To be done: Return each line of the data below verbatim; pictures are to be left out.

Excerpted records:
>>>
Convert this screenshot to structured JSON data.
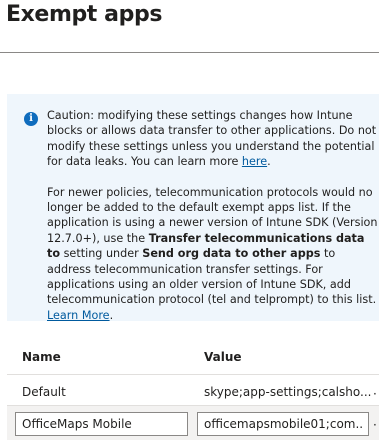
{
  "page": {
    "title": "Exempt apps"
  },
  "notice": {
    "p1_text": "Caution: modifying these settings changes how Intune blocks or allows data transfer to other applications. Do not modify these settings unless you understand the potential for data leaks. You can learn more ",
    "p1_link": "here",
    "p1_end": ".",
    "p2_a": "For newer policies, telecommunication protocols would no longer be added to the default exempt apps list. If the application is using a newer version of Intune SDK (Version 12.7.0+), use the ",
    "p2_bold1": "Transfer telecommunications data to",
    "p2_b": " setting under ",
    "p2_bold2": "Send org data to other apps",
    "p2_c": " to address telecommunication transfer settings. For applications using an older version of Intune SDK, add telecommunication protocol (tel and telprompt) to this list. ",
    "p2_link": "Learn More",
    "p2_end": "."
  },
  "table": {
    "headers": {
      "name": "Name",
      "value": "Value"
    },
    "rows": [
      {
        "name": "Default",
        "value": "skype;app-settings;calsho..."
      },
      {
        "name": "OfficeMaps Mobile",
        "value": "officemapsmobile01;com..."
      }
    ],
    "more_glyph": "·"
  }
}
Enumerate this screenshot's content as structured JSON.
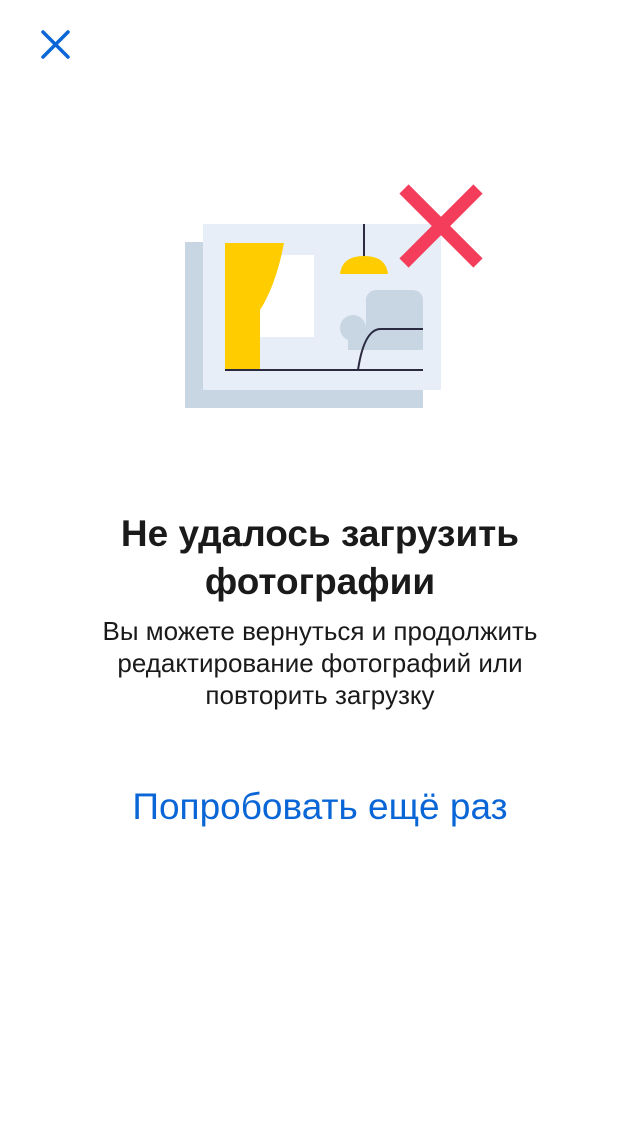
{
  "colors": {
    "accent": "#0a66d6",
    "text": "#1a1a1a",
    "error": "#f33d5a",
    "illustration_yellow": "#ffcc00",
    "illustration_blue_light": "#e8eef7",
    "illustration_blue_dark": "#c8d6e4"
  },
  "header": {
    "close_icon": "close-icon"
  },
  "illustration": {
    "icon": "photo-upload-failed-illustration"
  },
  "message": {
    "title": "Не удалось загрузить фотографии",
    "description": "Вы можете вернуться и продолжить редактирование фотографий или повторить загрузку"
  },
  "actions": {
    "retry_label": "Попробовать ещё раз"
  }
}
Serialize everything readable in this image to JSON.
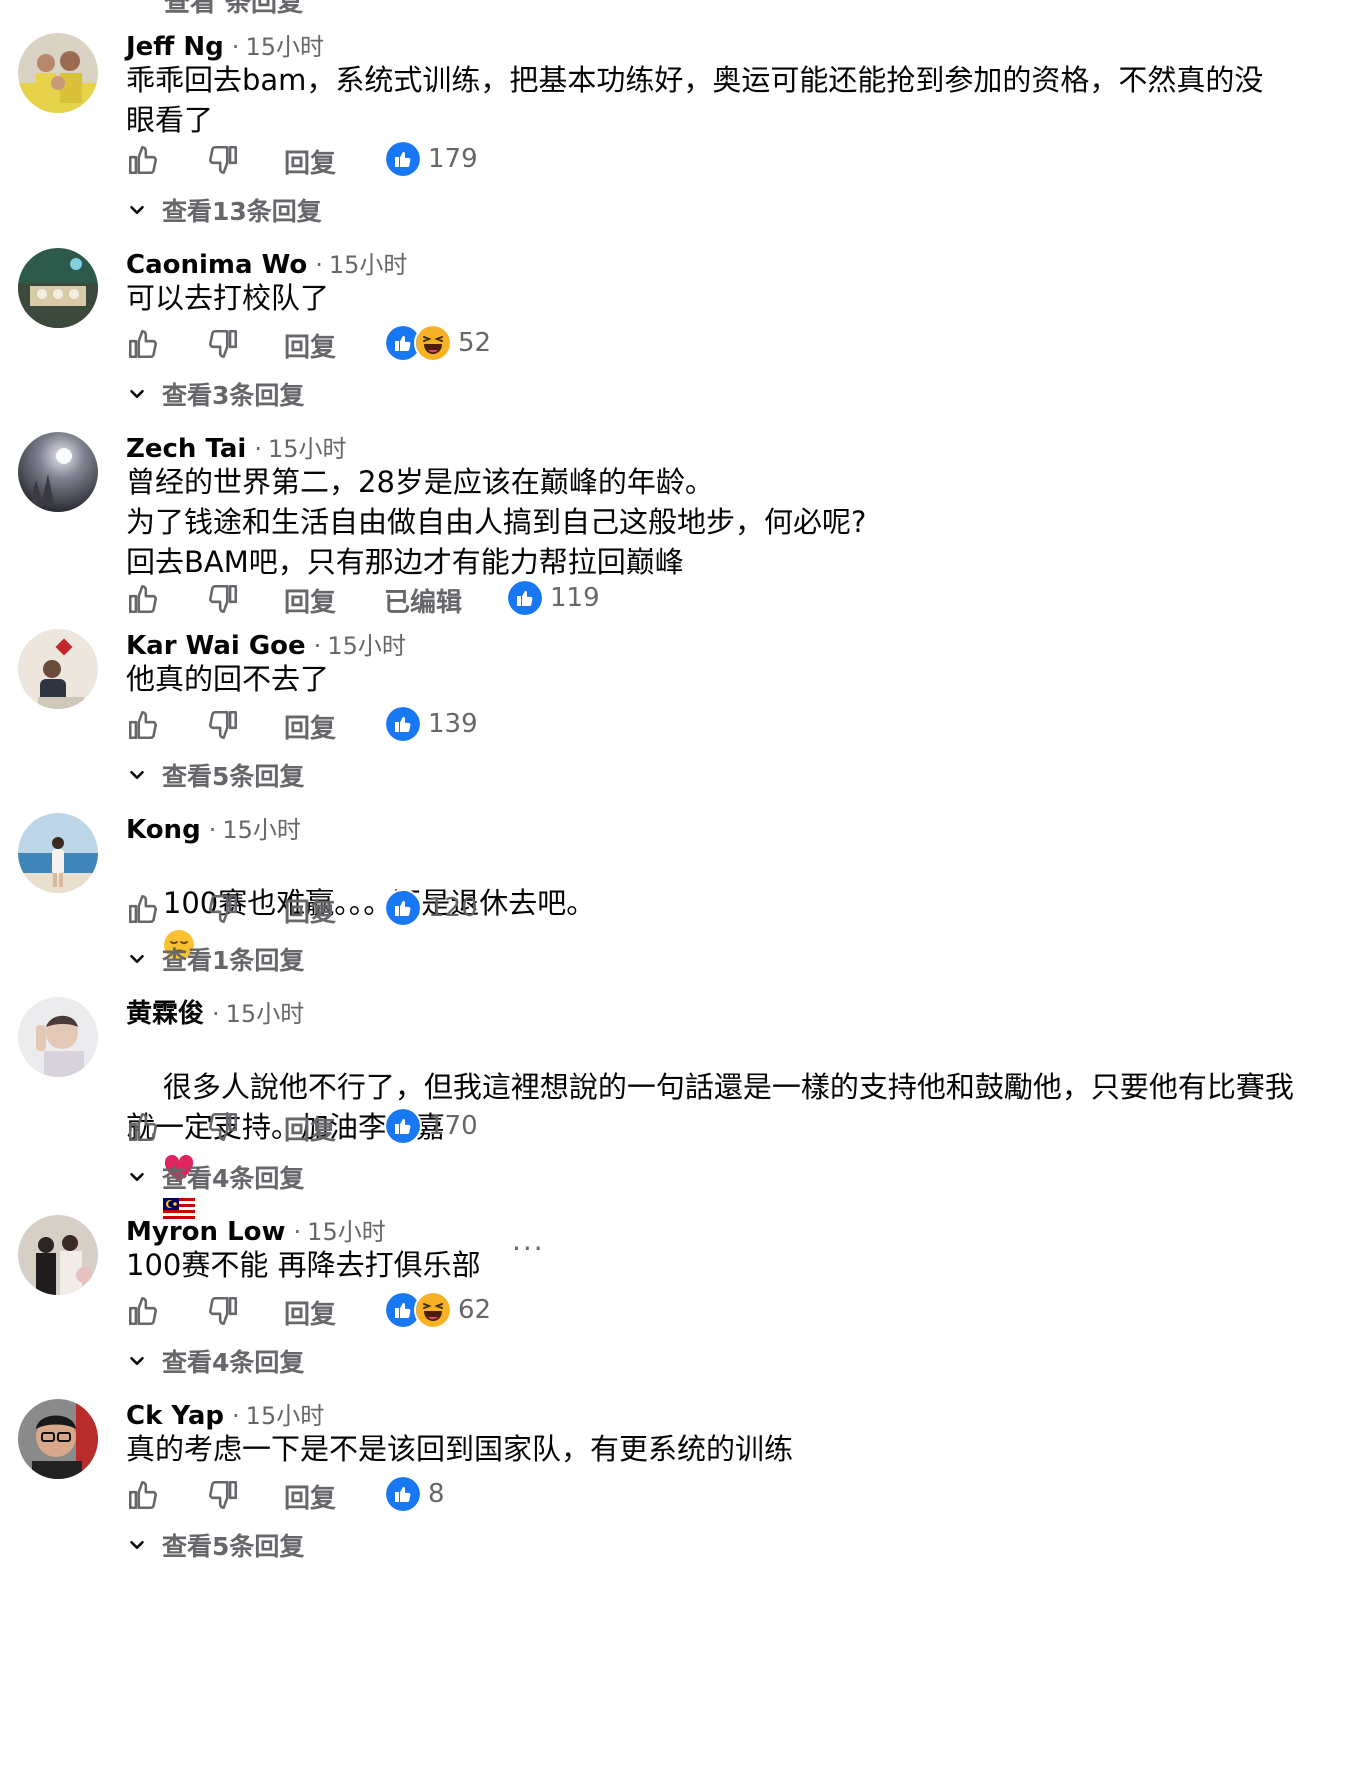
{
  "partial_top_text": "查看 条回复",
  "action_labels": {
    "reply": "回复",
    "edited": "已编辑"
  },
  "icons": {
    "like": "thumbs-up-outline-icon",
    "dislike": "thumbs-down-outline-icon",
    "reaction_like": "like-reaction-icon",
    "reaction_haha": "haha-reaction-icon",
    "chevron": "chevron-down-icon",
    "more": "more-options-icon"
  },
  "colors": {
    "like_blue": "#1877f2",
    "haha_yellow": "#f7b125",
    "heart_red": "#e0245e",
    "secondary_text": "#65676b"
  },
  "comments": [
    {
      "author": "Jeff Ng",
      "time": "15小时",
      "text": "乖乖回去bam，系统式训练，把基本功练好，奥运可能还能抢到参加的资格，不然真的没\n眼看了",
      "reactions": [
        "like"
      ],
      "reaction_count": "179",
      "view_replies": "查看13条回复"
    },
    {
      "author": "Caonima Wo",
      "time": "15小时",
      "text": "可以去打校队了",
      "reactions": [
        "like",
        "haha"
      ],
      "reaction_count": "52",
      "view_replies": "查看3条回复"
    },
    {
      "author": "Zech Tai",
      "time": "15小时",
      "text": "曾经的世界第二，28岁是应该在巅峰的年龄。\n为了钱途和生活自由做自由人搞到自己这般地步，何必呢?\n回去BAM吧，只有那边才有能力帮拉回巅峰",
      "edited": true,
      "reactions": [
        "like"
      ],
      "reaction_count": "119"
    },
    {
      "author": "Kar Wai Goe",
      "time": "15小时",
      "text": "他真的回不去了",
      "reactions": [
        "like"
      ],
      "reaction_count": "139",
      "view_replies": "查看5条回复"
    },
    {
      "author": "Kong",
      "time": "15小时",
      "text": "100赛也难赢。。。还是退休去吧。",
      "trailing_emoji": "pensive-face-emoji",
      "reactions": [
        "like"
      ],
      "reaction_count": "120",
      "view_replies": "查看1条回复"
    },
    {
      "author": "黄霖俊",
      "time": "15小时",
      "text": "很多人說他不行了，但我這裡想說的一句話還是一樣的支持他和鼓勵他，只要他有比賽我\n就一定支持。加油李梓嘉",
      "trailing_emoji": "heart-and-malaysia-flag-emoji",
      "reactions": [
        "like"
      ],
      "reaction_count": "170",
      "view_replies": "查看4条回复"
    },
    {
      "author": "Myron Low",
      "time": "15小时",
      "text": "100赛不能 再降去打俱乐部",
      "has_more_menu": true,
      "more_label": "···",
      "reactions": [
        "like",
        "haha"
      ],
      "reaction_count": "62",
      "view_replies": "查看4条回复"
    },
    {
      "author": "Ck Yap",
      "time": "15小时",
      "text": "真的考虑一下是不是该回到国家队，有更系统的训练",
      "reactions": [
        "like"
      ],
      "reaction_count": "8",
      "view_replies": "查看5条回复"
    }
  ]
}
<<<
Exercise output:
Convert this screenshot to structured JSON data.
{
  "page": {
    "title": "Exempt apps"
  },
  "notice": {
    "p1_text": "Caution: modifying these settings changes how Intune blocks or allows data transfer to other applications. Do not modify these settings unless you understand the potential for data leaks. You can learn more ",
    "p1_link": "here",
    "p1_end": ".",
    "p2_a": "For newer policies, telecommunication protocols would no longer be added to the default exempt apps list. If the application is using a newer version of Intune SDK (Version 12.7.0+), use the ",
    "p2_bold1": "Transfer telecommunications data to",
    "p2_b": " setting under ",
    "p2_bold2": "Send org data to other apps",
    "p2_c": " to address telecommunication transfer settings. For applications using an older version of Intune SDK, add telecommunication protocol (tel and telprompt) to this list. ",
    "p2_link": "Learn More",
    "p2_end": "."
  },
  "table": {
    "headers": {
      "name": "Name",
      "value": "Value"
    },
    "rows": [
      {
        "name": "Default",
        "value": "skype;app-settings;calsho..."
      },
      {
        "name": "OfficeMaps Mobile",
        "value": "officemapsmobile01;com..."
      }
    ],
    "more_glyph": "·"
  }
}
Enumerate this screenshot's content as structured JSON.
{
  "colors": {
    "accent": "#0a66d6",
    "text": "#1a1a1a",
    "error": "#f33d5a",
    "illustration_yellow": "#ffcc00",
    "illustration_blue_light": "#e8eef7",
    "illustration_blue_dark": "#c8d6e4"
  },
  "header": {
    "close_icon": "close-icon"
  },
  "illustration": {
    "icon": "photo-upload-failed-illustration"
  },
  "message": {
    "title": "Не удалось загрузить фотографии",
    "description": "Вы можете вернуться и продолжить редактирование фотографий или повторить загрузку"
  },
  "actions": {
    "retry_label": "Попробовать ещё раз"
  }
}
Serialize everything readable in this image to JSON.
{
  "partial_top_text": "查看 条回复",
  "action_labels": {
    "reply": "回复",
    "edited": "已编辑"
  },
  "icons": {
    "like": "thumbs-up-outline-icon",
    "dislike": "thumbs-down-outline-icon",
    "reaction_like": "like-reaction-icon",
    "reaction_haha": "haha-reaction-icon",
    "chevron": "chevron-down-icon",
    "more": "more-options-icon"
  },
  "colors": {
    "like_blue": "#1877f2",
    "haha_yellow": "#f7b125",
    "heart_red": "#e0245e",
    "secondary_text": "#65676b"
  },
  "comments": [
    {
      "author": "Jeff Ng",
      "time": "15小时",
      "text": "乖乖回去bam，系统式训练，把基本功练好，奥运可能还能抢到参加的资格，不然真的没\n眼看了",
      "reactions": [
        "like"
      ],
      "reaction_count": "179",
      "view_replies": "查看13条回复"
    },
    {
      "author": "Caonima Wo",
      "time": "15小时",
      "text": "可以去打校队了",
      "reactions": [
        "like",
        "haha"
      ],
      "reaction_count": "52",
      "view_replies": "查看3条回复"
    },
    {
      "author": "Zech Tai",
      "time": "15小时",
      "text": "曾经的世界第二，28岁是应该在巅峰的年龄。\n为了钱途和生活自由做自由人搞到自己这般地步，何必呢?\n回去BAM吧，只有那边才有能力帮拉回巅峰",
      "edited": true,
      "reactions": [
        "like"
      ],
      "reaction_count": "119"
    },
    {
      "author": "Kar Wai Goe",
      "time": "15小时",
      "text": "他真的回不去了",
      "reactions": [
        "like"
      ],
      "reaction_count": "139",
      "view_replies": "查看5条回复"
    },
    {
      "author": "Kong",
      "time": "15小时",
      "text": "100赛也难赢。。。还是退休去吧。",
      "trailing_emoji": "pensive-face-emoji",
      "reactions": [
        "like"
      ],
      "reaction_count": "120",
      "view_replies": "查看1条回复"
    },
    {
      "author": "黄霖俊",
      "time": "15小时",
      "text": "很多人說他不行了，但我這裡想說的一句話還是一樣的支持他和鼓勵他，只要他有比賽我\n就一定支持。加油李梓嘉",
      "trailing_emoji": "heart-and-malaysia-flag-emoji",
      "reactions": [
        "like"
      ],
      "reaction_count": "170",
      "view_replies": "查看4条回复"
    },
    {
      "author": "Myron Low",
      "time": "15小时",
      "text": "100赛不能 再降去打俱乐部",
      "has_more_menu": true,
      "more_label": "···",
      "reactions": [
        "like",
        "haha"
      ],
      "reaction_count": "62",
      "view_replies": "查看4条回复"
    },
    {
      "author": "Ck Yap",
      "time": "15小时",
      "text": "真的考虑一下是不是该回到国家队，有更系统的训练",
      "reactions": [
        "like"
      ],
      "reaction_count": "8",
      "view_replies": "查看5条回复"
    }
  ]
}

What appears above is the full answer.